EXERCISE BRIEF: Repeat all the records exactly, omitting pictures.

------------------------------------------------------------------------

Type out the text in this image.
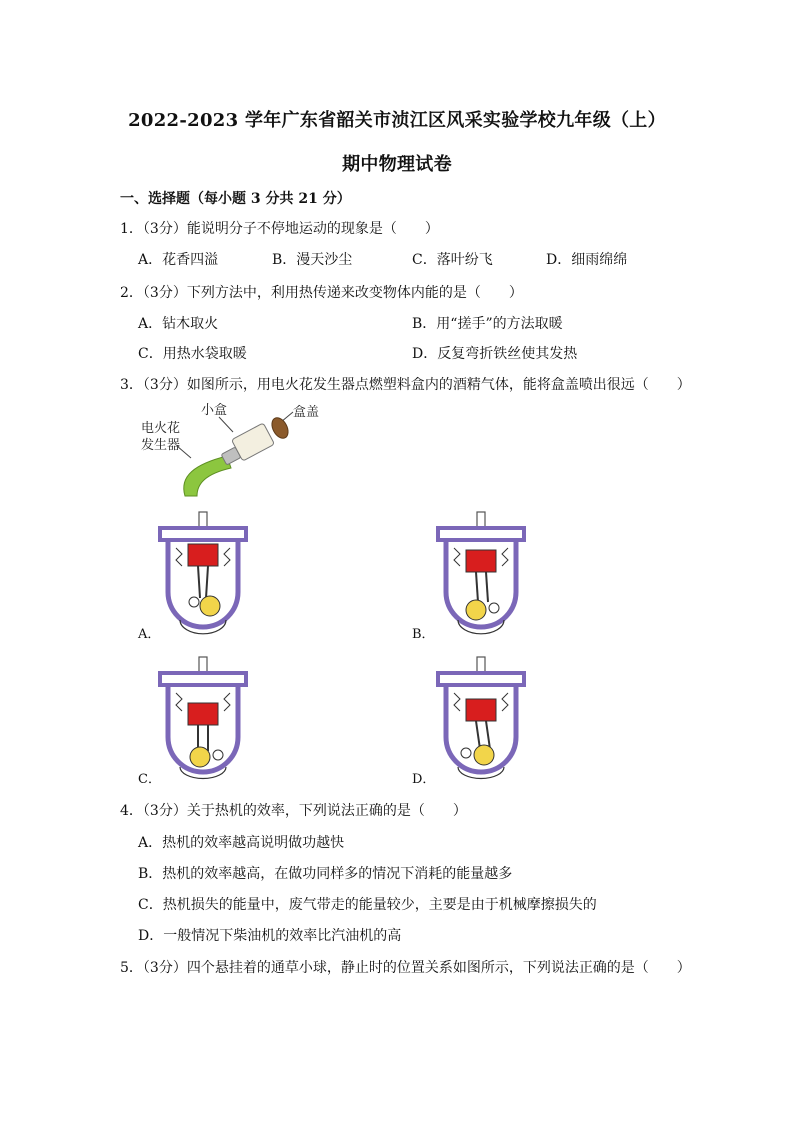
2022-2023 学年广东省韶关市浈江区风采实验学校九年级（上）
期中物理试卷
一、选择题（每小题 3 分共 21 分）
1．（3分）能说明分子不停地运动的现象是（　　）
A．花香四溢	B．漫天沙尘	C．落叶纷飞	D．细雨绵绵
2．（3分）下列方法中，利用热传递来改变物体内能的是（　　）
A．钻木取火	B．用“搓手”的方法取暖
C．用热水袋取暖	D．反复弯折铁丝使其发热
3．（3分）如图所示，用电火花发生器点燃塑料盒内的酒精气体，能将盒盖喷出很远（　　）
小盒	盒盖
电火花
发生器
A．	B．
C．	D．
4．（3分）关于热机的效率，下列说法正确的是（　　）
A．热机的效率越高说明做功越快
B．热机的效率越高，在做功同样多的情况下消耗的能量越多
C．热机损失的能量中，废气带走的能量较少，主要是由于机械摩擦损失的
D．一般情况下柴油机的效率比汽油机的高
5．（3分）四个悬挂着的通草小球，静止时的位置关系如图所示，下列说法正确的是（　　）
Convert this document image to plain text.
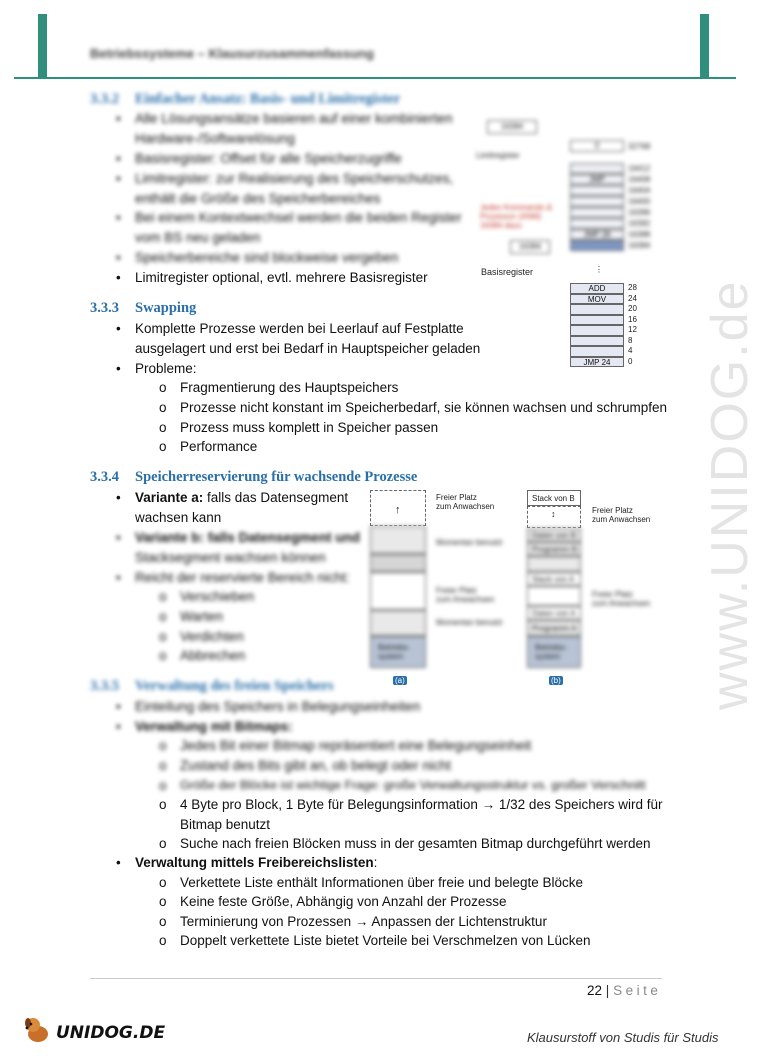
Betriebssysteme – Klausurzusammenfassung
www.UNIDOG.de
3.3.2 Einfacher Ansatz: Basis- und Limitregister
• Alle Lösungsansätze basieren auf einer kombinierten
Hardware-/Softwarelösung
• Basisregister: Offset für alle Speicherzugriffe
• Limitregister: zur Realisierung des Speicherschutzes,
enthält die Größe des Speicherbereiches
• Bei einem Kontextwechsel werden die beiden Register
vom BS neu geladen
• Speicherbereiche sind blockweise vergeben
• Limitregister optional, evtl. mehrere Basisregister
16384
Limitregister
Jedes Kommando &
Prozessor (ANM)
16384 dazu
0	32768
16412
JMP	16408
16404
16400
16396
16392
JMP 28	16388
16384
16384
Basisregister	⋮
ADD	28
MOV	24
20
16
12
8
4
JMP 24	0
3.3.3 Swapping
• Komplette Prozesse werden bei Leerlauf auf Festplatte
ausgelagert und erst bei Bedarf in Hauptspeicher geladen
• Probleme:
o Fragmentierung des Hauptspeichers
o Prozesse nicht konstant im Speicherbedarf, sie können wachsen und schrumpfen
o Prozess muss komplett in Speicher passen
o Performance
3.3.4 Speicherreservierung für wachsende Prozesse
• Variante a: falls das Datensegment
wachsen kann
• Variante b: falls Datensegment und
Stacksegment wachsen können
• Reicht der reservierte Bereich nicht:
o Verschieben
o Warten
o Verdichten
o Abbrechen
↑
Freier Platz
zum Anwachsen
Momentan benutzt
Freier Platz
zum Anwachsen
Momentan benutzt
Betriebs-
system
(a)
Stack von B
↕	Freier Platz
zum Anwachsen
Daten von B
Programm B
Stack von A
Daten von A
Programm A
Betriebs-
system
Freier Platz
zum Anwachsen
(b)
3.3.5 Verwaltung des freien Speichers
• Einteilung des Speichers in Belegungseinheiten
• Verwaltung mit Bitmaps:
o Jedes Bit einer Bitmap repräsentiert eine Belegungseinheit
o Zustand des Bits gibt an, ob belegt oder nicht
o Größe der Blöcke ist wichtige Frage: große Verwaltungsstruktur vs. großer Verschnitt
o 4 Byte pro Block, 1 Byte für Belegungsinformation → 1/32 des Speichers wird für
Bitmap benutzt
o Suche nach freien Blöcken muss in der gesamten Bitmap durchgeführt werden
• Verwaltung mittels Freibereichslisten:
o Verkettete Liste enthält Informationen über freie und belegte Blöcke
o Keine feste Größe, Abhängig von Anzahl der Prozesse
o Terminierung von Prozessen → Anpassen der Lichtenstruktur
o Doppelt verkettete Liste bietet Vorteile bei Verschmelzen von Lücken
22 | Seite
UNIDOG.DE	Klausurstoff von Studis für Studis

------------------------------------------------------------------------

THE OUTPUT:
Type out the text in this image.
2022-2023 学年广东省韶关市浈江区风采实验学校九年级（上）
期中物理试卷
一、选择题（每小题 3 分共 21 分）
1．（3分）能说明分子不停地运动的现象是（　　）
A．花香四溢	B．漫天沙尘	C．落叶纷飞	D．细雨绵绵
2．（3分）下列方法中，利用热传递来改变物体内能的是（　　）
A．钻木取火	B．用“搓手”的方法取暖
C．用热水袋取暖	D．反复弯折铁丝使其发热
3．（3分）如图所示，用电火花发生器点燃塑料盒内的酒精气体，能将盒盖喷出很远（　　）
小盒	盒盖
电火花
发生器
A．	B．
C．	D．
4．（3分）关于热机的效率，下列说法正确的是（　　）
A．热机的效率越高说明做功越快
B．热机的效率越高，在做功同样多的情况下消耗的能量越多
C．热机损失的能量中，废气带走的能量较少，主要是由于机械摩擦损失的
D．一般情况下柴油机的效率比汽油机的高
5．（3分）四个悬挂着的通草小球，静止时的位置关系如图所示，下列说法正确的是（　　）
Convert this document image to plain text.
Betriebssysteme – Klausurzusammenfassung
www.UNIDOG.de
3.3.2 Einfacher Ansatz: Basis- und Limitregister
• Alle Lösungsansätze basieren auf einer kombinierten
Hardware-/Softwarelösung
• Basisregister: Offset für alle Speicherzugriffe
• Limitregister: zur Realisierung des Speicherschutzes,
enthält die Größe des Speicherbereiches
• Bei einem Kontextwechsel werden die beiden Register
vom BS neu geladen
• Speicherbereiche sind blockweise vergeben
• Limitregister optional, evtl. mehrere Basisregister
16384
Limitregister
Jedes Kommando &
Prozessor (ANM)
16384 dazu
0	32768
16412
JMP	16408
16404
16400
16396
16392
JMP 28	16388
16384
16384
Basisregister	⋮
ADD	28
MOV	24
20
16
12
8
4
JMP 24	0
3.3.3 Swapping
• Komplette Prozesse werden bei Leerlauf auf Festplatte
ausgelagert und erst bei Bedarf in Hauptspeicher geladen
• Probleme:
o Fragmentierung des Hauptspeichers
o Prozesse nicht konstant im Speicherbedarf, sie können wachsen und schrumpfen
o Prozess muss komplett in Speicher passen
o Performance
3.3.4 Speicherreservierung für wachsende Prozesse
• Variante a: falls das Datensegment
wachsen kann
• Variante b: falls Datensegment und
Stacksegment wachsen können
• Reicht der reservierte Bereich nicht:
o Verschieben
o Warten
o Verdichten
o Abbrechen
↑
Freier Platz
zum Anwachsen
Momentan benutzt
Freier Platz
zum Anwachsen
Momentan benutzt
Betriebs-
system
(a)
Stack von B
↕	Freier Platz
zum Anwachsen
Daten von B
Programm B
Stack von A
Daten von A
Programm A
Betriebs-
system
Freier Platz
zum Anwachsen
(b)
3.3.5 Verwaltung des freien Speichers
• Einteilung des Speichers in Belegungseinheiten
• Verwaltung mit Bitmaps:
o Jedes Bit einer Bitmap repräsentiert eine Belegungseinheit
o Zustand des Bits gibt an, ob belegt oder nicht
o Größe der Blöcke ist wichtige Frage: große Verwaltungsstruktur vs. großer Verschnitt
o 4 Byte pro Block, 1 Byte für Belegungsinformation → 1/32 des Speichers wird für
Bitmap benutzt
o Suche nach freien Blöcken muss in der gesamten Bitmap durchgeführt werden
• Verwaltung mittels Freibereichslisten:
o Verkettete Liste enthält Informationen über freie und belegte Blöcke
o Keine feste Größe, Abhängig von Anzahl der Prozesse
o Terminierung von Prozessen → Anpassen der Lichtenstruktur
o Doppelt verkettete Liste bietet Vorteile bei Verschmelzen von Lücken
22 | Seite
UNIDOG.DE	Klausurstoff von Studis für Studis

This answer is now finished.